## begin INFORMATION PROVIDED

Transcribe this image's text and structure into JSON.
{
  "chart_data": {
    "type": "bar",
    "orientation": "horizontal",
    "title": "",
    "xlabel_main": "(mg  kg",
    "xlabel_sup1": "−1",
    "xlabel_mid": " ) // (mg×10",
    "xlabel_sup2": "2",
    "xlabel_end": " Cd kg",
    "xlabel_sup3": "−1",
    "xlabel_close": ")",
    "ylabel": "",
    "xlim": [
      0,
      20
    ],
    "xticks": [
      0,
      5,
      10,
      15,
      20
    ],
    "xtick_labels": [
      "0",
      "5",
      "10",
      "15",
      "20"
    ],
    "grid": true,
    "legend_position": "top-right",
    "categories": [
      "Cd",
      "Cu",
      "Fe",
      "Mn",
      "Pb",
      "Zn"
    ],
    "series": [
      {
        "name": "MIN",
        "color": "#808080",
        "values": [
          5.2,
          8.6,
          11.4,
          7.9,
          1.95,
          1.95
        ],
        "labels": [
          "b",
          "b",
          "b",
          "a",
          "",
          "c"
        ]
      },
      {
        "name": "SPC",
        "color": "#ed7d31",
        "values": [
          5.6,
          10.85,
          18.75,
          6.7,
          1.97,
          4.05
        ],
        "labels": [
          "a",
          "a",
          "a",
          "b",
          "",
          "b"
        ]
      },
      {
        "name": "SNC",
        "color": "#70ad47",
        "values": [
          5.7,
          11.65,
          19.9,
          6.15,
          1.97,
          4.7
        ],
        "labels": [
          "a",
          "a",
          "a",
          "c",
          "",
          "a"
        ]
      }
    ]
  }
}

## end INFORMATION PROVIDED

[WHAT YOU HAVE TO DO]: Exactly as written, please output every entry.

[EXERCISE ANSWER]:
Transcribe this image's text and structure into JSON.
{
  "chart_data": {
    "type": "bar",
    "orientation": "horizontal",
    "title": "",
    "xlabel_main": "(mg  kg",
    "xlabel_sup1": "−1",
    "xlabel_mid": " ) // (mg×10",
    "xlabel_sup2": "2",
    "xlabel_end": " Cd kg",
    "xlabel_sup3": "−1",
    "xlabel_close": ")",
    "ylabel": "",
    "xlim": [
      0,
      20
    ],
    "xticks": [
      0,
      5,
      10,
      15,
      20
    ],
    "xtick_labels": [
      "0",
      "5",
      "10",
      "15",
      "20"
    ],
    "grid": true,
    "legend_position": "top-right",
    "categories": [
      "Cd",
      "Cu",
      "Fe",
      "Mn",
      "Pb",
      "Zn"
    ],
    "series": [
      {
        "name": "MIN",
        "color": "#808080",
        "values": [
          5.2,
          8.6,
          11.4,
          7.9,
          1.95,
          1.95
        ],
        "labels": [
          "b",
          "b",
          "b",
          "a",
          "",
          "c"
        ]
      },
      {
        "name": "SPC",
        "color": "#ed7d31",
        "values": [
          5.6,
          10.85,
          18.75,
          6.7,
          1.97,
          4.05
        ],
        "labels": [
          "a",
          "a",
          "a",
          "b",
          "",
          "b"
        ]
      },
      {
        "name": "SNC",
        "color": "#70ad47",
        "values": [
          5.7,
          11.65,
          19.9,
          6.15,
          1.97,
          4.7
        ],
        "labels": [
          "a",
          "a",
          "a",
          "c",
          "",
          "a"
        ]
      }
    ]
  }
}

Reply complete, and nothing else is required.